Dataset records:
______________________________
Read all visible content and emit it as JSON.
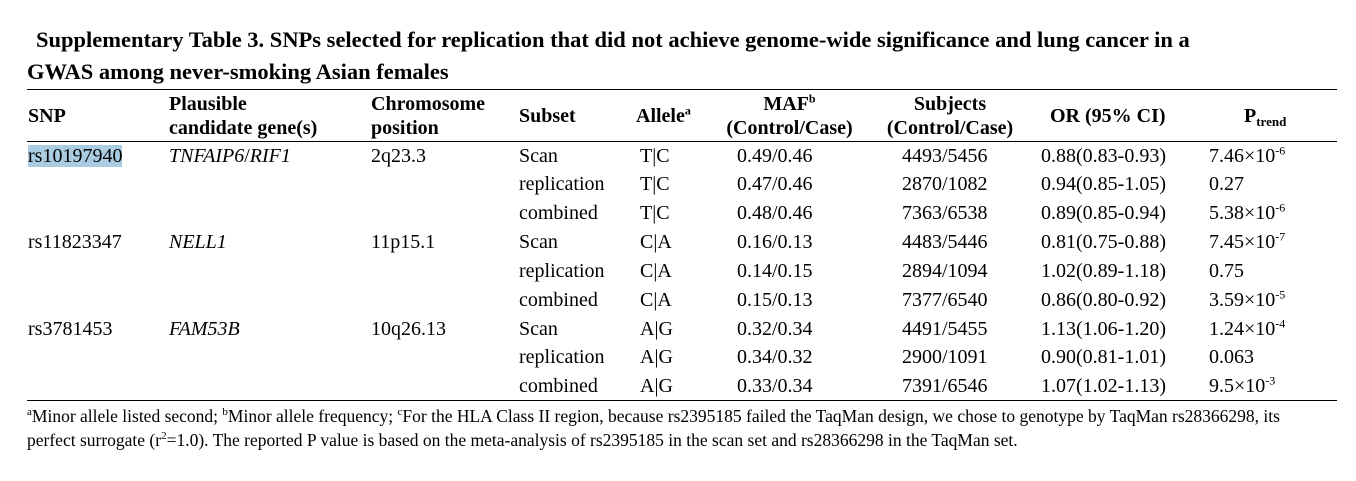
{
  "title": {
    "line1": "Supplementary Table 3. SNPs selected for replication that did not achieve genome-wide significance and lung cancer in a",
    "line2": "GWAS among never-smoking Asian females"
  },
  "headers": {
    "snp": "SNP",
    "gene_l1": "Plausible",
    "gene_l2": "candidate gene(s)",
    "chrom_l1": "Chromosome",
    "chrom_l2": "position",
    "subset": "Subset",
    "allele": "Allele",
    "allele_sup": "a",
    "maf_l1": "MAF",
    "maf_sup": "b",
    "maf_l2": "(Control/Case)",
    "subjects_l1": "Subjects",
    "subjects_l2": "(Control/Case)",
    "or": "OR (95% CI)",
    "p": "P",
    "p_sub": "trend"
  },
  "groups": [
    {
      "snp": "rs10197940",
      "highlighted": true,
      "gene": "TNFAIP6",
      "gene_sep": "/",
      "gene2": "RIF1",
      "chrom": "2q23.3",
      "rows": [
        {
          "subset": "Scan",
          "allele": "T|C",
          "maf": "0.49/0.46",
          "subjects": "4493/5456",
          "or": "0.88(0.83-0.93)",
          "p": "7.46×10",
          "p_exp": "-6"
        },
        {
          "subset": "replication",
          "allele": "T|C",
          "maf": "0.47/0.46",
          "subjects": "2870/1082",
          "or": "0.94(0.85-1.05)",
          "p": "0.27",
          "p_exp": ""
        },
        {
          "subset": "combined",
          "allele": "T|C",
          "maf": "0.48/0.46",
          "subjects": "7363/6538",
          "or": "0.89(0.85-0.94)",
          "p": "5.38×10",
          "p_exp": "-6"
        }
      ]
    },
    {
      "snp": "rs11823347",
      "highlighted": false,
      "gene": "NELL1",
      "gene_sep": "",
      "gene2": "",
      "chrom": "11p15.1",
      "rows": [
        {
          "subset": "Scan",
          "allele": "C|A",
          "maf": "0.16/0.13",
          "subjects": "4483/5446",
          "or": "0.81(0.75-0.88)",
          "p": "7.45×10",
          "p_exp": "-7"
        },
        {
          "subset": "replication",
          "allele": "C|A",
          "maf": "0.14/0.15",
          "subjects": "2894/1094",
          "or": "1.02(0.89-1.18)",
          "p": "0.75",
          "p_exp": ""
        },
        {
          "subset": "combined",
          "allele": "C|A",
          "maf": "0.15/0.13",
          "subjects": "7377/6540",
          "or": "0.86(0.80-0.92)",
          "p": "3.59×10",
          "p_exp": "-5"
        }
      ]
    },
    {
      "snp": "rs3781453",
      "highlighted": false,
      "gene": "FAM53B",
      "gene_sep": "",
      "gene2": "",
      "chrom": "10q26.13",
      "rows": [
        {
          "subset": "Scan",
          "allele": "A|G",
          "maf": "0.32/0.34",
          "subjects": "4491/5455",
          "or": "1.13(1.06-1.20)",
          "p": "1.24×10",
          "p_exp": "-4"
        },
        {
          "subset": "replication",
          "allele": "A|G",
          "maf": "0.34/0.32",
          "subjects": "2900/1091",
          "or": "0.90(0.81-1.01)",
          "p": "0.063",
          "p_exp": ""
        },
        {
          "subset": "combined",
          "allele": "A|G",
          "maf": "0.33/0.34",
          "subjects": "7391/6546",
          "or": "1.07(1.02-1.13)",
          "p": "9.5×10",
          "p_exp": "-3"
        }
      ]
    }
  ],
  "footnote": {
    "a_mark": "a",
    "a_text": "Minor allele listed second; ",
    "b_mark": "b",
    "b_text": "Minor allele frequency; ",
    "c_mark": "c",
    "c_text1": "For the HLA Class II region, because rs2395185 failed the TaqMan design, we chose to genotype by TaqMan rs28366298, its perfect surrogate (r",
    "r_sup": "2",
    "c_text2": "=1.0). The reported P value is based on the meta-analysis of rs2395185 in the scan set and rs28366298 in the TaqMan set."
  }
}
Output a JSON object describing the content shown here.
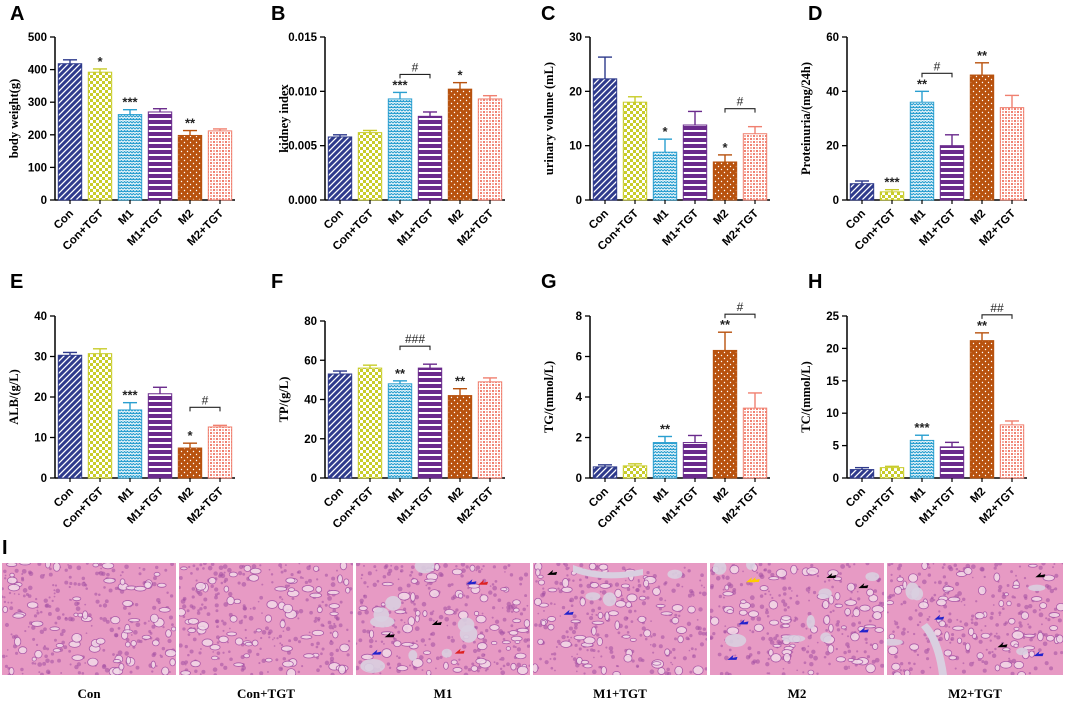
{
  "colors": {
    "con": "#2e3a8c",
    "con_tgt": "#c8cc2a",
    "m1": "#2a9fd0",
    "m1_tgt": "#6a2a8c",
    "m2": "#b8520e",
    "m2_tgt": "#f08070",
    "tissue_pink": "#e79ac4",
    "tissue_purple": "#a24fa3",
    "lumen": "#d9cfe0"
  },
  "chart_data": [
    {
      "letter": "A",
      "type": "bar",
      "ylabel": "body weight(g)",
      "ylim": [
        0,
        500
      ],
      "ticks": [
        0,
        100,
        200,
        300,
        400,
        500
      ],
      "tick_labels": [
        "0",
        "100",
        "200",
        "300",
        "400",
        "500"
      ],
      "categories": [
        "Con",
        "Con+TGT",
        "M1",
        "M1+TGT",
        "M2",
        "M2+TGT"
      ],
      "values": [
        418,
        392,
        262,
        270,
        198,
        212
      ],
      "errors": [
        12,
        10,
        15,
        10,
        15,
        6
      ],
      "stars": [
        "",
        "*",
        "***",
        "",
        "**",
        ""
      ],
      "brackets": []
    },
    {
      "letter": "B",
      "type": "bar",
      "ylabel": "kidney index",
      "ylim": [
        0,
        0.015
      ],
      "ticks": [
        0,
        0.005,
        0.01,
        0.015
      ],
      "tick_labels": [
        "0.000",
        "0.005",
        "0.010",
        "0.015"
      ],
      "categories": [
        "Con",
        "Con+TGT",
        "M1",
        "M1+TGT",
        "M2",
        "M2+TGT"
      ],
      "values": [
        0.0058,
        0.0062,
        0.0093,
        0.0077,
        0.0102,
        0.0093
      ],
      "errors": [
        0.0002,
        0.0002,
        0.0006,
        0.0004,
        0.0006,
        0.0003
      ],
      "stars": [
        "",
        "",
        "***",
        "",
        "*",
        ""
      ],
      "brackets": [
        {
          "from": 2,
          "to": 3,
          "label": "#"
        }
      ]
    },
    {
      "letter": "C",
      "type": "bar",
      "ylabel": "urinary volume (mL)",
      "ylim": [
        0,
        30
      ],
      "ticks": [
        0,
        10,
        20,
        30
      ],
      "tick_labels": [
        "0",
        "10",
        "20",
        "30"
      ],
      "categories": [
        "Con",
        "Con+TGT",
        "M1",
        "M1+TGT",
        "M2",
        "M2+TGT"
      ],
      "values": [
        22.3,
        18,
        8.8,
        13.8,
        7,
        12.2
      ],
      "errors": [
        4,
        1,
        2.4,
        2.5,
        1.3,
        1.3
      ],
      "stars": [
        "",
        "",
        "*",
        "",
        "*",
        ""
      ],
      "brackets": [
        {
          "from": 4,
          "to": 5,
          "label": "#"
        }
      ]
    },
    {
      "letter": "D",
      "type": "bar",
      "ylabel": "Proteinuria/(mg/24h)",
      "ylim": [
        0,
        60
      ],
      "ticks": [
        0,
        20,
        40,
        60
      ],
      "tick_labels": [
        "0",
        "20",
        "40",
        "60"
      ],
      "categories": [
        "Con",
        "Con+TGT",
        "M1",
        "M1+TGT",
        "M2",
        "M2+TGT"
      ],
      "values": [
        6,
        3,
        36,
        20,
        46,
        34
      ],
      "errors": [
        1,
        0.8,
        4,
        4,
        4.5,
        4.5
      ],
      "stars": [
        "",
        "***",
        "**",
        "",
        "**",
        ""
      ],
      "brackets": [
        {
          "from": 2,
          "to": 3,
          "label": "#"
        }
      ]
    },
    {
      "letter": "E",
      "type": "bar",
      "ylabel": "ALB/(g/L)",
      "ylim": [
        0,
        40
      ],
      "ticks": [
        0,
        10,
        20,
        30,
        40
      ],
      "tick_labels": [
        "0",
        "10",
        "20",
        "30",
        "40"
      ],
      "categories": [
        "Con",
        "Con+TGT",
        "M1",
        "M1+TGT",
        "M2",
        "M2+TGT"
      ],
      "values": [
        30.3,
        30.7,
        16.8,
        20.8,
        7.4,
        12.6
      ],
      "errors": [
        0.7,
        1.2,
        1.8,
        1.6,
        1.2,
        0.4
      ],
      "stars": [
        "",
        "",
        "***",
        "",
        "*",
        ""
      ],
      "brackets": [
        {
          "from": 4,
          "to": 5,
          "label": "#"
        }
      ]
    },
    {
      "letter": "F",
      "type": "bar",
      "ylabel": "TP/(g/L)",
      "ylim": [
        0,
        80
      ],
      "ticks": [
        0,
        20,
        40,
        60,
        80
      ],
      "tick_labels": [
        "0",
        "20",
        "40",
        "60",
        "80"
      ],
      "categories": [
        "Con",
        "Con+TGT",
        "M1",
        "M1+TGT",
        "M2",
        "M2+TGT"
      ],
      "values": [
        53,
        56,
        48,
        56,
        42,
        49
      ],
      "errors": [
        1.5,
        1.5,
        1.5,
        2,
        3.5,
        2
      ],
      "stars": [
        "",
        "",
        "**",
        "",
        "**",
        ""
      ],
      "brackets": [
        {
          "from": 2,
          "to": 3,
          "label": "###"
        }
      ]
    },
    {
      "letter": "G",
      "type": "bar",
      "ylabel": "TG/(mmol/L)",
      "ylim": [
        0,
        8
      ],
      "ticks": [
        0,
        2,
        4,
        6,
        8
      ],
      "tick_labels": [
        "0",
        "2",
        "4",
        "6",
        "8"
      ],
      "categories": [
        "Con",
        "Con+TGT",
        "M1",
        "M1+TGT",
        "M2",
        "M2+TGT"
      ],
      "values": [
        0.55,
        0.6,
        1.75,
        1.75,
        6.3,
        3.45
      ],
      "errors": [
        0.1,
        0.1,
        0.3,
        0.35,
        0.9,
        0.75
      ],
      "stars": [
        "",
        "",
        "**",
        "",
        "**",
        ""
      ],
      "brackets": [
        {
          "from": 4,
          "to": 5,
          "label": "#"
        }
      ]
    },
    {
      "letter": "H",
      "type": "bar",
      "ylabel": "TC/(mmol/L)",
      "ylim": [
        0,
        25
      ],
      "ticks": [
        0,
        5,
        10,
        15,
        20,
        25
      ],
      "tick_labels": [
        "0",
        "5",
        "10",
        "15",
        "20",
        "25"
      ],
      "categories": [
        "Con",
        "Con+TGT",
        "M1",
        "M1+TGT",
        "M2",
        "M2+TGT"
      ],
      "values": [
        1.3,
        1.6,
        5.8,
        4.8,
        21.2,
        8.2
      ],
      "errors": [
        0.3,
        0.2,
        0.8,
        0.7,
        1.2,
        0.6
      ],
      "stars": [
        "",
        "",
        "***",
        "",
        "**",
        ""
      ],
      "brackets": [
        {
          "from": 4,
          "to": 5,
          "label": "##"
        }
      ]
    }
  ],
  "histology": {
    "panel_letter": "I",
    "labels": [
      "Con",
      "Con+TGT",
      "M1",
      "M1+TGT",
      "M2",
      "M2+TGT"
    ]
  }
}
______________________________
TASK DETAILS: Go through the entries and report every line with the string "TaqMan".

ANSWER SPACE:
    "c_text1": "For the HLA Class II region, because rs2395185 failed the TaqMan design, we chose to genotype by TaqMan rs28366298, its perfect surrogate (r",
    "c_text2": "=1.0). The reported P value is based on the meta-analysis of rs2395185 in the scan set and rs28366298 in the TaqMan set."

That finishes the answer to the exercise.